Tally every line of the listing below that holds "因对方设置", then give the tally alone.

↓

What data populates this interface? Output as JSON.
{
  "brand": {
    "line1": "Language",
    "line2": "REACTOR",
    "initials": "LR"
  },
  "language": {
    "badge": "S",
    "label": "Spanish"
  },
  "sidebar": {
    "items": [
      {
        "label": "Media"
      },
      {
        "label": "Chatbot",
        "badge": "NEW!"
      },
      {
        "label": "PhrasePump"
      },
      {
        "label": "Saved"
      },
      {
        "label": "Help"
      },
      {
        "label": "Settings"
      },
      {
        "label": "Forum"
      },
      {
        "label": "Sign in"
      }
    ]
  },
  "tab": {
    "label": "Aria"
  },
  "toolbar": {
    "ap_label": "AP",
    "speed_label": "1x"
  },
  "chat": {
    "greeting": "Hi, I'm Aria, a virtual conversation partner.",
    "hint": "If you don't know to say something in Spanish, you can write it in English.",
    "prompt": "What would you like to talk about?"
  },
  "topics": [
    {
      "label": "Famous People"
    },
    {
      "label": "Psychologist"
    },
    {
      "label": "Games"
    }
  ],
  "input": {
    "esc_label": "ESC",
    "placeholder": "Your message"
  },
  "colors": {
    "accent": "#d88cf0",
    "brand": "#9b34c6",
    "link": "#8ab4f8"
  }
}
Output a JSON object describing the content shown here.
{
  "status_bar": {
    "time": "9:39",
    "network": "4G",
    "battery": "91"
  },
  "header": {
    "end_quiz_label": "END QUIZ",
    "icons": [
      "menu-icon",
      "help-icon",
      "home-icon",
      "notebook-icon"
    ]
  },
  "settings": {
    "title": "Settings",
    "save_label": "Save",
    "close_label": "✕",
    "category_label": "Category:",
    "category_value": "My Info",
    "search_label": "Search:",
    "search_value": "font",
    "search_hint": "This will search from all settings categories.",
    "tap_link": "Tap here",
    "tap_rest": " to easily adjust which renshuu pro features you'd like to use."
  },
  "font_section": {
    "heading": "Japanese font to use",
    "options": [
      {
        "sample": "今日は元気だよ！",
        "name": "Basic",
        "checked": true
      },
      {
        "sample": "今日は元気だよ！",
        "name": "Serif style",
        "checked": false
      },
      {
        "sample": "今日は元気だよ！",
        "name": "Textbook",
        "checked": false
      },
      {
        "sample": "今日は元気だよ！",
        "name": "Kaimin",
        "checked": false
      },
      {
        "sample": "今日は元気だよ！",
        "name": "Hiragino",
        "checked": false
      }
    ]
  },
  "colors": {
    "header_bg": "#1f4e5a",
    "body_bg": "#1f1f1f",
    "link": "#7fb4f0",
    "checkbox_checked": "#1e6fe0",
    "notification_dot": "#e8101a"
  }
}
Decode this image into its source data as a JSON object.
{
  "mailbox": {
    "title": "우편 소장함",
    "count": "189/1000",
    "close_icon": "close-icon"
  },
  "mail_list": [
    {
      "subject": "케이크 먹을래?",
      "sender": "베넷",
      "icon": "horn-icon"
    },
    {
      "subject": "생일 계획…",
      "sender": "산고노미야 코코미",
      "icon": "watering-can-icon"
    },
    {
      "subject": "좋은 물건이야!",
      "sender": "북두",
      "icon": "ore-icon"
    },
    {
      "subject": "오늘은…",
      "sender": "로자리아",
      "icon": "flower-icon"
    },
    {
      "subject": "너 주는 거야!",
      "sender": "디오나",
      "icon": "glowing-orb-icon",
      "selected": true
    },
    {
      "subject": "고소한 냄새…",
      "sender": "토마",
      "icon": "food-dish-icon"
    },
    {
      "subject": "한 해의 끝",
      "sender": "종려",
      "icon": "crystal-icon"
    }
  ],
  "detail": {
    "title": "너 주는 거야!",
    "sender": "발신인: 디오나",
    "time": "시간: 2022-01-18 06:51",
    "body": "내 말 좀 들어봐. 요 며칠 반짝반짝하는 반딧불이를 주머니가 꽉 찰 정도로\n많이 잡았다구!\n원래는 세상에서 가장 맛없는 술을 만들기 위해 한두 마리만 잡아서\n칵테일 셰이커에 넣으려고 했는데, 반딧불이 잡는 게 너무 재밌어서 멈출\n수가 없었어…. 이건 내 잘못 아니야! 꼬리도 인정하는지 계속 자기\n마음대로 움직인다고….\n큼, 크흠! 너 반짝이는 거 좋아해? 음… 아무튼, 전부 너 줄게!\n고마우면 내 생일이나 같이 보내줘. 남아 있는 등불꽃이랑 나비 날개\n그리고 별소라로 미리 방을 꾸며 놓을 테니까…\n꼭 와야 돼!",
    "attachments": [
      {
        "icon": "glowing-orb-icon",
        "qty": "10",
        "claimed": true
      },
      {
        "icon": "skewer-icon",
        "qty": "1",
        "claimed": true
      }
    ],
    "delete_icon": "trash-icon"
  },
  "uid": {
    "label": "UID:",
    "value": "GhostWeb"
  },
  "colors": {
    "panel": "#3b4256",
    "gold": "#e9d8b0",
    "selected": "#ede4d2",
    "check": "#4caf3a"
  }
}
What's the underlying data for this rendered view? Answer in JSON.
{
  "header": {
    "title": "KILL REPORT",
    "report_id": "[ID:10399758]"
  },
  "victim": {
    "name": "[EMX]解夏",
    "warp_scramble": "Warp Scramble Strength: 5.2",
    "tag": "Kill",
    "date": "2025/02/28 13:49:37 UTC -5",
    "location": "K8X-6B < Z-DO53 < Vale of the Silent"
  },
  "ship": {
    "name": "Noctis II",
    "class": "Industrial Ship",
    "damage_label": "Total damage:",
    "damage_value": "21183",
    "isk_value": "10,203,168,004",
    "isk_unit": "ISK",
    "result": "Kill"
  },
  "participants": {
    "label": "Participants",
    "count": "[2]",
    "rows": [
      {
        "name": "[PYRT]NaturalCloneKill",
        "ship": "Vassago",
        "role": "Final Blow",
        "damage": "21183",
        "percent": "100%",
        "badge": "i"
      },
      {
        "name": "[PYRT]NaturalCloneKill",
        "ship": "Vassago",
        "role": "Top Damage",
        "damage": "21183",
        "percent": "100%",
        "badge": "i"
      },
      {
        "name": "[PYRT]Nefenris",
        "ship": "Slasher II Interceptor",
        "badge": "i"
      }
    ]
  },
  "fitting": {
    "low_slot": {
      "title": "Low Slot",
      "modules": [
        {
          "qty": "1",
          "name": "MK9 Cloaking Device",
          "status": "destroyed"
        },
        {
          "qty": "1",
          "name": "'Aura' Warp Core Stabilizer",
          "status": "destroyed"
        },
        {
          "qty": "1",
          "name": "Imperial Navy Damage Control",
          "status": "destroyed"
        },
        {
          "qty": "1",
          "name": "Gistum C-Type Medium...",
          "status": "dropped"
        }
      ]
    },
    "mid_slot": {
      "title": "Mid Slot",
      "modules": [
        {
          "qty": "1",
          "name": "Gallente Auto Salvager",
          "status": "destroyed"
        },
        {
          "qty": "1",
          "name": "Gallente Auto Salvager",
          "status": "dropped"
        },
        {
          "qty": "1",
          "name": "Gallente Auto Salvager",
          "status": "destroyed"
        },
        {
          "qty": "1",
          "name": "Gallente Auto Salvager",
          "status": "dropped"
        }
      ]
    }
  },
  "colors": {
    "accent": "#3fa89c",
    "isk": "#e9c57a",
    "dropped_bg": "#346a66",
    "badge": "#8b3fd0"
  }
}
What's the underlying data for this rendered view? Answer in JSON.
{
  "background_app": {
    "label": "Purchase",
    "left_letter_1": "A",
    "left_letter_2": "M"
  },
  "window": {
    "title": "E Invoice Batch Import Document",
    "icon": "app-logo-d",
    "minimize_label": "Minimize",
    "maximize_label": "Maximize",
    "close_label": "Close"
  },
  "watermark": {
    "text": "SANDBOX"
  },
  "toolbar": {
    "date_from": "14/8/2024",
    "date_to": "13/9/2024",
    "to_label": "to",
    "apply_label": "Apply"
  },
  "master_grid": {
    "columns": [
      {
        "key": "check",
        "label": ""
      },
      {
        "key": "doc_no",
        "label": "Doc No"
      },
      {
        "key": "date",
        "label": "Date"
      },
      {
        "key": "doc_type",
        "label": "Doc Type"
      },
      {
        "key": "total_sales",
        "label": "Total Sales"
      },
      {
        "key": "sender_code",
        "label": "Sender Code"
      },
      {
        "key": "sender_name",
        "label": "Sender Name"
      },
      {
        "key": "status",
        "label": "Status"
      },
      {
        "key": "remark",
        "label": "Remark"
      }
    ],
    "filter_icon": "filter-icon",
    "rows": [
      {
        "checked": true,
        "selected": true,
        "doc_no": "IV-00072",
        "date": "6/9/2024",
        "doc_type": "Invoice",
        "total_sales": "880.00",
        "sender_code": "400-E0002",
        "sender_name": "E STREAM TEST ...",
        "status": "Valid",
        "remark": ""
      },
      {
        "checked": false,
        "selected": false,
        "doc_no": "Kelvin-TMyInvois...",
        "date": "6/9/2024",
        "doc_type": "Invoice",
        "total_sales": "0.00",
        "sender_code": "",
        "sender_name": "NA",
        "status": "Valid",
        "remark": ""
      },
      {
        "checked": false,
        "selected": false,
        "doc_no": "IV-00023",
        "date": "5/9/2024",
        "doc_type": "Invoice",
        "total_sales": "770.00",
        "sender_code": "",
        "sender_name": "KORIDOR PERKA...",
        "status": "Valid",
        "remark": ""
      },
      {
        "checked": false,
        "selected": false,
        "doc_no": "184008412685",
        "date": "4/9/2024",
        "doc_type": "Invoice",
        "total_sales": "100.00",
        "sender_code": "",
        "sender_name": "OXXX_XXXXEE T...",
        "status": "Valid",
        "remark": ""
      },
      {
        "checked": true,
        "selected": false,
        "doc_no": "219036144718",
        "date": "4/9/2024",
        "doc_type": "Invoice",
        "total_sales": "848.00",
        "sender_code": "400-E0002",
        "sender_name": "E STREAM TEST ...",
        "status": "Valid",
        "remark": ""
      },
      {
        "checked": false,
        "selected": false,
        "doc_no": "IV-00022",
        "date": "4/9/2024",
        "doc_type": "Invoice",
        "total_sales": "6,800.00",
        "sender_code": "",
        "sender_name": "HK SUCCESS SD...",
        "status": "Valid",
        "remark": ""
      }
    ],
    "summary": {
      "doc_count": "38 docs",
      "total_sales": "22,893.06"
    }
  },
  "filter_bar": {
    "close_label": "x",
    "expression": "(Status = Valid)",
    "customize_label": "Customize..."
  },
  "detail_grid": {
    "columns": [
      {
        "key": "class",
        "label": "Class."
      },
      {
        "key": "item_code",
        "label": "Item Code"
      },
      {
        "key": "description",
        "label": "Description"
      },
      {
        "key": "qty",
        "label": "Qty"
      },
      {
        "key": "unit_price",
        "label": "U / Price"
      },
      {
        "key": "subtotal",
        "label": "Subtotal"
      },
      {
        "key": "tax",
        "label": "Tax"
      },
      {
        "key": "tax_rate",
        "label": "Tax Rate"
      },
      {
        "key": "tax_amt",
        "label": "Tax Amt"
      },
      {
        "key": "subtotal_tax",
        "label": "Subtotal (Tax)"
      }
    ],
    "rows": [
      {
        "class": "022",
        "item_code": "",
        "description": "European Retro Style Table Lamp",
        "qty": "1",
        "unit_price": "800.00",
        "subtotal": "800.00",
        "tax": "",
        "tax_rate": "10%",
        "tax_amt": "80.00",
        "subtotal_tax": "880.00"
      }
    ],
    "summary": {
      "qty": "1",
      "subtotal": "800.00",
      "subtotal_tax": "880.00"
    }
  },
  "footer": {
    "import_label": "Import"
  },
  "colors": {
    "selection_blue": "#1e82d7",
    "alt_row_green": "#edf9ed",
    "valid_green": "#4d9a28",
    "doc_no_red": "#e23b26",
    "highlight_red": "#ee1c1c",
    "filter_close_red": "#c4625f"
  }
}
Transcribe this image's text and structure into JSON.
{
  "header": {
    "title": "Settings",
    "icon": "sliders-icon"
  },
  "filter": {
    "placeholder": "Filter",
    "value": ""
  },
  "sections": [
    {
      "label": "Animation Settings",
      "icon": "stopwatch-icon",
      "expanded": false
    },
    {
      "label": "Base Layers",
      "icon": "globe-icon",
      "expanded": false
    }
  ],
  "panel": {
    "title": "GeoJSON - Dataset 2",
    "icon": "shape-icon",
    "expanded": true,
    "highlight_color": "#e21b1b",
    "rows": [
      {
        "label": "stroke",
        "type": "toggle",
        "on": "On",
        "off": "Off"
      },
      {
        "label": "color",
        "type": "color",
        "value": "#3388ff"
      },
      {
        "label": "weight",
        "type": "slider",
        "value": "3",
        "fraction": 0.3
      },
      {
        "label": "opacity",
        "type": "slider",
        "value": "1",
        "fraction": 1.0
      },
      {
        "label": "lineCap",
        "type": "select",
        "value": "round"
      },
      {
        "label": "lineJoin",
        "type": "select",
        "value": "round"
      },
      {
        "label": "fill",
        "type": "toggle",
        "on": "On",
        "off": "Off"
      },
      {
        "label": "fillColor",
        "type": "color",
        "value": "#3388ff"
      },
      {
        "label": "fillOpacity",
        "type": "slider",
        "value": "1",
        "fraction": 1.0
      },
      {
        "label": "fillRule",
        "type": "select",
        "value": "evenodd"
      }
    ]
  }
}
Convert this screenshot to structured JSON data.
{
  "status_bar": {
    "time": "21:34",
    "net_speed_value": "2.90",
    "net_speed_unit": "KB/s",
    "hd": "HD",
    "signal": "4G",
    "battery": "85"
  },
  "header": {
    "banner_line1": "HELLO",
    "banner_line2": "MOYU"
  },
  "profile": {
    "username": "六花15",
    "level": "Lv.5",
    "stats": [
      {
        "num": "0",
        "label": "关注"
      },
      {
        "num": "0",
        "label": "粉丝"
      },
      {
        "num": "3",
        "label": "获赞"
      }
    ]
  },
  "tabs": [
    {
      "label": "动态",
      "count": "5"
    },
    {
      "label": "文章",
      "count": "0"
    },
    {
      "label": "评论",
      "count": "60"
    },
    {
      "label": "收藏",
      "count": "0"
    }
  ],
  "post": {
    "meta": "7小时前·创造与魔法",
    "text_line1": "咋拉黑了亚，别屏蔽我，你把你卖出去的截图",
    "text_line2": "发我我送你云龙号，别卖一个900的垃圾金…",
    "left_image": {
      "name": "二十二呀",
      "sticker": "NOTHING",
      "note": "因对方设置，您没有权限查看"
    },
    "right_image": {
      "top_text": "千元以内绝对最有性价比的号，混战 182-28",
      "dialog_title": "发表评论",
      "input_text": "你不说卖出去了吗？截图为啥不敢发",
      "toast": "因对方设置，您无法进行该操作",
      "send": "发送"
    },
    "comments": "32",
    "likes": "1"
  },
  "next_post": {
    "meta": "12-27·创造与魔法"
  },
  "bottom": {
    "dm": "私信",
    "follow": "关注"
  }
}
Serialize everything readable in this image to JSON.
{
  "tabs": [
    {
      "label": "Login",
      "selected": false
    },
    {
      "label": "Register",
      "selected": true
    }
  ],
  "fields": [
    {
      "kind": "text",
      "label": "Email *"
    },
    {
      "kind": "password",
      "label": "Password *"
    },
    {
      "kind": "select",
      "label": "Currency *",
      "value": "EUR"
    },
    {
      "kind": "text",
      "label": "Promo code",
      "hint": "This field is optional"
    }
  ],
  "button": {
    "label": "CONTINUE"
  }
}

↑

** RESULT OF THE EXERCISE **
2